═══ Supplied information ═══

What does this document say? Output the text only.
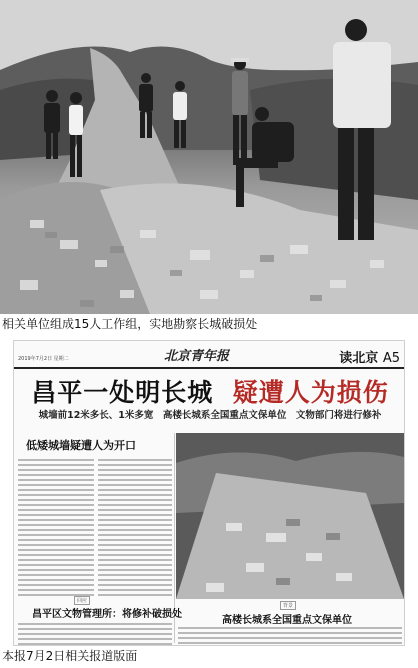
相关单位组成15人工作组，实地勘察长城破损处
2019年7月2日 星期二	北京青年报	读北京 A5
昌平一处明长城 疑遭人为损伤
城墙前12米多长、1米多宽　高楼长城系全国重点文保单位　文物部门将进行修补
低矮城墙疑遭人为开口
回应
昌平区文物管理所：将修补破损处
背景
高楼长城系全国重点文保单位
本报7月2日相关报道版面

═══

Your task is to reproduce all of the material exactly. The pictures stay out.

- Exercise solution:
What does this document say? Output the text only.
相关单位组成15人工作组，实地勘察长城破损处
2019年7月2日 星期二	北京青年报	读北京 A5
昌平一处明长城 疑遭人为损伤
城墙前12米多长、1米多宽　高楼长城系全国重点文保单位　文物部门将进行修补
低矮城墙疑遭人为开口
回应
昌平区文物管理所：将修补破损处
背景
高楼长城系全国重点文保单位
本报7月2日相关报道版面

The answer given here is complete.